Extracted data entries:

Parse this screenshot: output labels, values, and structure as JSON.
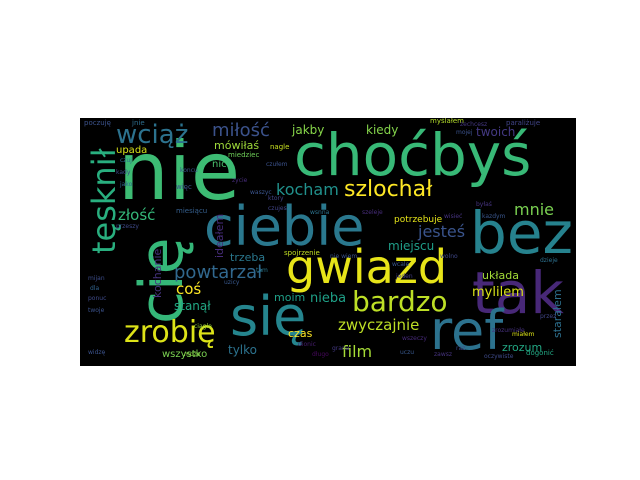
{
  "background": "#000000",
  "page_background": "#ffffff",
  "words": [
    {
      "text": "nie",
      "color": "#3dbc74"
    },
    {
      "text": "choćbyś",
      "color": "#38b977"
    },
    {
      "text": "ciebie",
      "color": "#2a788e"
    },
    {
      "text": "bez",
      "color": "#26828e"
    },
    {
      "text": "cię",
      "color": "#35b779"
    },
    {
      "text": "gwiazd",
      "color": "#e7e419"
    },
    {
      "text": "tak",
      "color": "#482878"
    },
    {
      "text": "się",
      "color": "#25858e"
    },
    {
      "text": "ref",
      "color": "#2c728e"
    },
    {
      "text": "zrobię",
      "color": "#dde318"
    },
    {
      "text": "bardzo",
      "color": "#bddf26"
    },
    {
      "text": "tęsknił",
      "color": "#29af7f"
    },
    {
      "text": "wciąż",
      "color": "#2c728e"
    },
    {
      "text": "miłość",
      "color": "#3b528b"
    },
    {
      "text": "szlochał",
      "color": "#fde725"
    },
    {
      "text": "kocham",
      "color": "#21918c"
    },
    {
      "text": "powtarzał",
      "color": "#31688e"
    },
    {
      "text": "jesteś",
      "color": "#3a548c"
    },
    {
      "text": "mnie",
      "color": "#7ad151"
    },
    {
      "text": "film",
      "color": "#a5db36"
    },
    {
      "text": "zwyczajnie",
      "color": "#bddf26"
    },
    {
      "text": "złość",
      "color": "#35b779"
    },
    {
      "text": "jakby",
      "color": "#86d549"
    },
    {
      "text": "kiedy",
      "color": "#84d44b"
    },
    {
      "text": "twoich",
      "color": "#443983"
    },
    {
      "text": "mówiłaś",
      "color": "#9fda3a"
    },
    {
      "text": "upada",
      "color": "#d8e219"
    },
    {
      "text": "nic",
      "color": "#4ac16d"
    },
    {
      "text": "miejscu",
      "color": "#1f9e89"
    },
    {
      "text": "potrzebuje",
      "color": "#e5e419"
    },
    {
      "text": "coś",
      "color": "#fde725"
    },
    {
      "text": "nieba",
      "color": "#1fa188"
    },
    {
      "text": "moim",
      "color": "#1fa088"
    },
    {
      "text": "stanął",
      "color": "#22a884"
    },
    {
      "text": "trzeba",
      "color": "#2a788e"
    },
    {
      "text": "ideałem",
      "color": "#472d7b"
    },
    {
      "text": "kochanie",
      "color": "#46337f"
    },
    {
      "text": "czas",
      "color": "#fde725"
    },
    {
      "text": "tylko",
      "color": "#2c728e"
    },
    {
      "text": "wszystko",
      "color": "#7ad151"
    },
    {
      "text": "mylilem",
      "color": "#dae319"
    },
    {
      "text": "układa",
      "color": "#a2da37"
    },
    {
      "text": "zrozum",
      "color": "#22a884"
    },
    {
      "text": "starałem",
      "color": "#2d708e"
    },
    {
      "text": "miesiącu",
      "color": "#355f8d"
    },
    {
      "text": "miedziec",
      "color": "#6ece58"
    },
    {
      "text": "więc",
      "color": "#3b528b"
    },
    {
      "text": "nagle",
      "color": "#c8e020"
    },
    {
      "text": "myślałem",
      "color": "#b5de2b"
    },
    {
      "text": "paraliżuje",
      "color": "#414487"
    },
    {
      "text": "poczuję",
      "color": "#3b528b"
    },
    {
      "text": "jnie",
      "color": "#2e6e8e"
    },
    {
      "text": "koncu",
      "color": "#3b528b"
    },
    {
      "text": "byłaś",
      "color": "#463480"
    },
    {
      "text": "kazdym",
      "color": "#39568c"
    },
    {
      "text": "zrozumiałe",
      "color": "#46317e"
    },
    {
      "text": "dzieje",
      "color": "#2d708e"
    },
    {
      "text": "przez",
      "color": "#404688"
    },
    {
      "text": "spojrzenie",
      "color": "#c2df23"
    },
    {
      "text": "dionic",
      "color": "#481d6f"
    },
    {
      "text": "miałem",
      "color": "#dde318"
    },
    {
      "text": "oczywiste",
      "color": "#3e4a89"
    },
    {
      "text": "dogonić",
      "color": "#22a884"
    },
    {
      "text": "długo",
      "color": "#46085c"
    },
    {
      "text": "może",
      "color": "#8bd646"
    },
    {
      "text": "widzę",
      "color": "#3b528b"
    },
    {
      "text": "kady",
      "color": "#3e4989"
    },
    {
      "text": "ciągle",
      "color": "#9dd93b"
    },
    {
      "text": "wisieć",
      "color": "#463480"
    },
    {
      "text": "zechcesz",
      "color": "#453882"
    },
    {
      "text": "uczu",
      "color": "#38588c"
    },
    {
      "text": "wszeczy",
      "color": "#472a7a"
    },
    {
      "text": "wolno",
      "color": "#3f4889"
    },
    {
      "text": "mijan",
      "color": "#3d4d8a"
    },
    {
      "text": "dla",
      "color": "#32648e"
    },
    {
      "text": "twoje",
      "color": "#3b528b"
    },
    {
      "text": "ponuc",
      "color": "#3e4a89"
    },
    {
      "text": "czuj",
      "color": "#2e6d8e"
    },
    {
      "text": "przeszy",
      "color": "#3e4a89"
    },
    {
      "text": "uzicy",
      "color": "#38588c"
    },
    {
      "text": "jako",
      "color": "#32648e"
    },
    {
      "text": "mojej",
      "color": "#3b528b"
    },
    {
      "text": "zycie",
      "color": "#472d7b"
    },
    {
      "text": "ktory",
      "color": "#414487"
    },
    {
      "text": "nie wiem",
      "color": "#3b528b"
    },
    {
      "text": "wsnna",
      "color": "#2c728e"
    },
    {
      "text": "szeleje",
      "color": "#472d7b"
    },
    {
      "text": "wcale",
      "color": "#39568c"
    },
    {
      "text": "jeden",
      "color": "#433e85"
    },
    {
      "text": "waszyc",
      "color": "#3a548c"
    },
    {
      "text": "czujes",
      "color": "#414487"
    },
    {
      "text": "czułem",
      "color": "#3b528b"
    },
    {
      "text": "grana",
      "color": "#443983"
    },
    {
      "text": "zawsz",
      "color": "#46337f"
    },
    {
      "text": "raz",
      "color": "#3e4989"
    },
    {
      "text": "tam",
      "color": "#2a788e"
    }
  ]
}
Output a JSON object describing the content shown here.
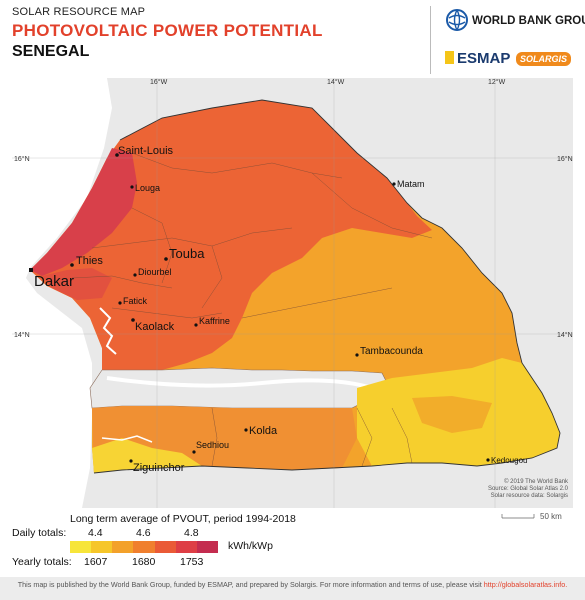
{
  "header": {
    "subtitle_top": "SOLAR RESOURCE MAP",
    "title": "PHOTOVOLTAIC POWER POTENTIAL",
    "country": "SENEGAL"
  },
  "logos": {
    "world_bank": "WORLD BANK GROUP",
    "esmap": "ESMAP",
    "solargis": "SOLARGIS"
  },
  "map": {
    "graticule": {
      "lon_labels": [
        "16°W",
        "14°W",
        "12°W"
      ],
      "lat_labels": [
        "16°N",
        "14°N"
      ]
    },
    "cities": [
      {
        "name": "Saint-Louis",
        "size": "med"
      },
      {
        "name": "Louga",
        "size": "small"
      },
      {
        "name": "Matam",
        "size": "small"
      },
      {
        "name": "Thies",
        "size": "med"
      },
      {
        "name": "Dakar",
        "size": "large"
      },
      {
        "name": "Touba",
        "size": "large"
      },
      {
        "name": "Diourbel",
        "size": "small"
      },
      {
        "name": "Fatick",
        "size": "small"
      },
      {
        "name": "Kaolack",
        "size": "med"
      },
      {
        "name": "Kaffrine",
        "size": "small"
      },
      {
        "name": "Tambacounda",
        "size": "med"
      },
      {
        "name": "Sedhiou",
        "size": "small"
      },
      {
        "name": "Kolda",
        "size": "med"
      },
      {
        "name": "Ziguinchor",
        "size": "med"
      },
      {
        "name": "Kedougou",
        "size": "small"
      }
    ],
    "credits": [
      "© 2019 The World Bank",
      "Source: Global Solar Atlas 2.0",
      "Solar resource data: Solargis"
    ],
    "scale_label": "50 km"
  },
  "legend": {
    "title": "Long term average of PVOUT, period 1994-2018",
    "daily_label": "Daily totals:",
    "daily_ticks": [
      "4.4",
      "4.6",
      "4.8"
    ],
    "yearly_label": "Yearly totals:",
    "yearly_ticks": [
      "1607",
      "1680",
      "1753"
    ],
    "unit": "kWh/kWp",
    "colors": [
      "#f7e53a",
      "#f6c62a",
      "#f3a12a",
      "#f07f2e",
      "#ea5a36",
      "#de3e45",
      "#c42c4f"
    ]
  },
  "footer": {
    "text": "This map is published by the World Bank Group, funded by ESMAP, and prepared by Solargis. For more information and terms of use, please visit",
    "link": "http://globalsolaratlas.info."
  }
}
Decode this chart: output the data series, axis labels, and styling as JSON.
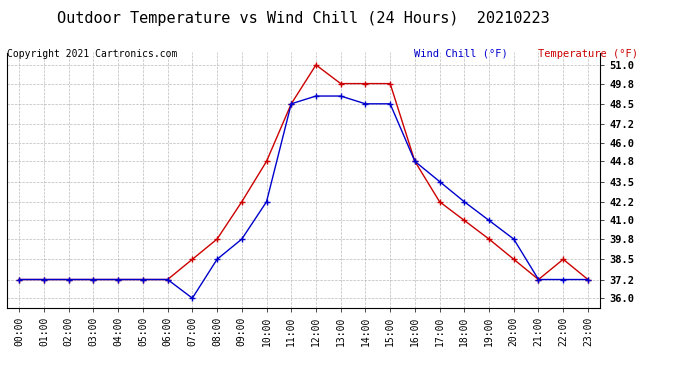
{
  "title": "Outdoor Temperature vs Wind Chill (24 Hours)  20210223",
  "copyright": "Copyright 2021 Cartronics.com",
  "legend_wind_chill": "Wind Chill (°F)",
  "legend_temperature": "Temperature (°F)",
  "hours": [
    0,
    1,
    2,
    3,
    4,
    5,
    6,
    7,
    8,
    9,
    10,
    11,
    12,
    13,
    14,
    15,
    16,
    17,
    18,
    19,
    20,
    21,
    22,
    23
  ],
  "temperature": [
    37.2,
    37.2,
    37.2,
    37.2,
    37.2,
    37.2,
    37.2,
    38.5,
    39.8,
    42.2,
    44.8,
    48.5,
    51.0,
    49.8,
    49.8,
    49.8,
    44.8,
    42.2,
    41.0,
    39.8,
    38.5,
    37.2,
    38.5,
    37.2
  ],
  "wind_chill": [
    37.2,
    37.2,
    37.2,
    37.2,
    37.2,
    37.2,
    37.2,
    36.0,
    38.5,
    39.8,
    42.2,
    48.5,
    49.0,
    49.0,
    48.5,
    48.5,
    44.8,
    43.5,
    42.2,
    41.0,
    39.8,
    37.2,
    37.2,
    37.2
  ],
  "temp_color": "#cc0000",
  "wind_color": "#0000cc",
  "ylim_min": 35.4,
  "ylim_max": 51.8,
  "yticks": [
    36.0,
    37.2,
    38.5,
    39.8,
    41.0,
    42.2,
    43.5,
    44.8,
    46.0,
    47.2,
    48.5,
    49.8,
    51.0
  ],
  "background_color": "#ffffff",
  "grid_color": "#aaaaaa",
  "title_fontsize": 11,
  "tick_fontsize": 7,
  "legend_fontsize": 7.5,
  "copyright_fontsize": 7
}
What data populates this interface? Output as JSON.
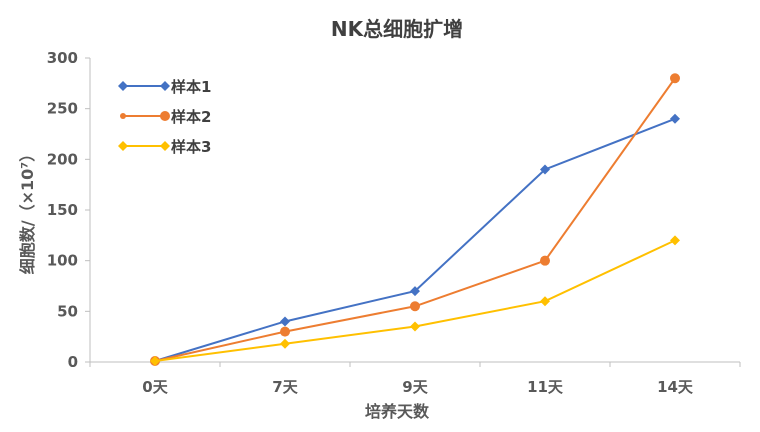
{
  "chart_data": {
    "type": "line",
    "title": "NK总细胞扩增",
    "xlabel": "培养天数",
    "ylabel": "细胞数/（×10⁷）",
    "categories": [
      "0天",
      "7天",
      "9天",
      "11天",
      "14天"
    ],
    "ylim": [
      0,
      300
    ],
    "yticks": [
      "0",
      "50",
      "100",
      "150",
      "200",
      "250",
      "300"
    ],
    "legend_position": "top-left",
    "grid": false,
    "series": [
      {
        "name": "样本1",
        "values": [
          1,
          40,
          70,
          190,
          240
        ],
        "color": "#4472C4",
        "marker": "diamond"
      },
      {
        "name": "样本2",
        "values": [
          1,
          30,
          55,
          100,
          280
        ],
        "color": "#ED7D31",
        "marker": "circle"
      },
      {
        "name": "样本3",
        "values": [
          1,
          18,
          35,
          60,
          120
        ],
        "color": "#FFC000",
        "marker": "diamond"
      }
    ]
  }
}
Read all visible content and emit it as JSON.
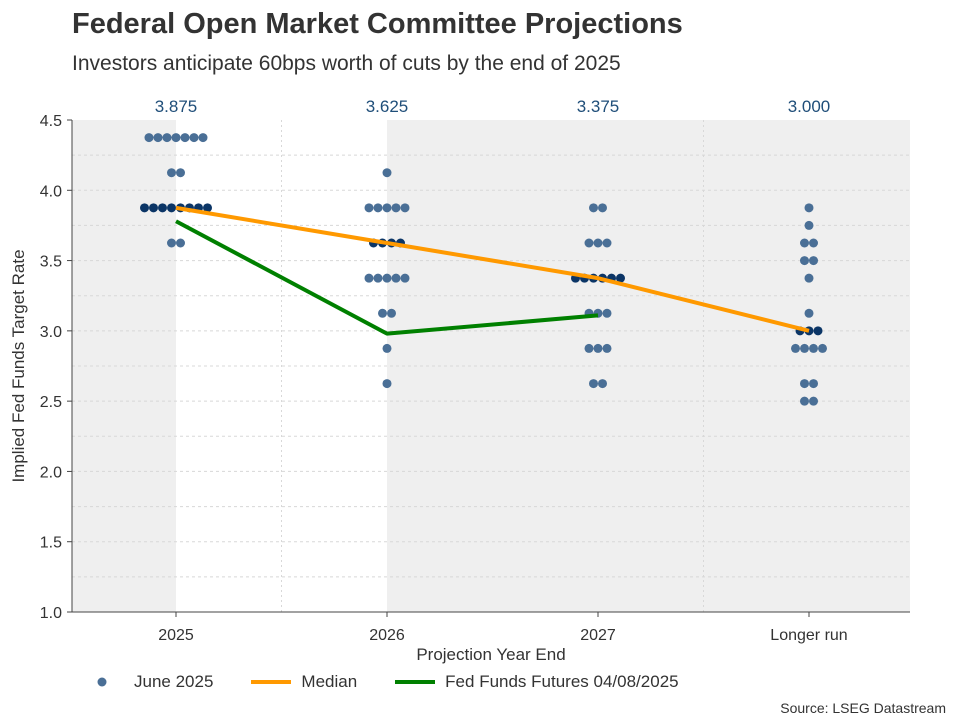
{
  "chart_data": {
    "type": "scatter",
    "title": "Federal Open Market Committee Projections",
    "subtitle": "Investors anticipate 60bps worth of cuts by the end of 2025",
    "xlabel": "Projection Year End",
    "ylabel": "Implied Fed Funds Target Rate",
    "categories": [
      "2025",
      "2026",
      "2027",
      "Longer run"
    ],
    "ylim": [
      1.0,
      4.5
    ],
    "yticks": [
      "1.0",
      "1.5",
      "2.0",
      "2.5",
      "3.0",
      "3.5",
      "4.0",
      "4.5"
    ],
    "grid": true,
    "median_labels": [
      "3.875",
      "3.625",
      "3.375",
      "3.000"
    ],
    "dots": [
      {
        "category": "2025",
        "counts": [
          [
            4.375,
            7
          ],
          [
            4.125,
            2
          ],
          [
            3.875,
            8
          ],
          [
            3.625,
            2
          ]
        ]
      },
      {
        "category": "2026",
        "counts": [
          [
            4.125,
            1
          ],
          [
            3.875,
            5
          ],
          [
            3.625,
            4
          ],
          [
            3.375,
            5
          ],
          [
            3.125,
            2
          ],
          [
            2.875,
            1
          ],
          [
            2.625,
            1
          ]
        ]
      },
      {
        "category": "2027",
        "counts": [
          [
            3.875,
            2
          ],
          [
            3.625,
            3
          ],
          [
            3.375,
            6
          ],
          [
            3.125,
            3
          ],
          [
            2.875,
            3
          ],
          [
            2.625,
            2
          ]
        ]
      },
      {
        "category": "Longer run",
        "counts": [
          [
            3.875,
            1
          ],
          [
            3.75,
            1
          ],
          [
            3.625,
            2
          ],
          [
            3.5,
            2
          ],
          [
            3.375,
            1
          ],
          [
            3.125,
            1
          ],
          [
            3.0,
            3
          ],
          [
            2.875,
            4
          ],
          [
            2.625,
            2
          ],
          [
            2.5,
            2
          ]
        ]
      }
    ],
    "series": [
      {
        "name": "June 2025",
        "kind": "dots",
        "color": "#4a6f96",
        "median_color": "#0b3566"
      },
      {
        "name": "Median",
        "kind": "line",
        "color": "#ff9900",
        "values": [
          3.875,
          3.625,
          3.375,
          3.0
        ]
      },
      {
        "name": "Fed Funds Futures 04/08/2025",
        "kind": "line",
        "color": "#008000",
        "values": [
          3.78,
          2.98,
          3.11,
          null
        ]
      }
    ],
    "legend_position": "bottom",
    "source": "Source: LSEG Datastream"
  }
}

— To do —
Scan the data above and copy every line with "xlabel" in it.

— The response —
    "xlabel": "培养天数",
    "xlabel": "Projection Year End",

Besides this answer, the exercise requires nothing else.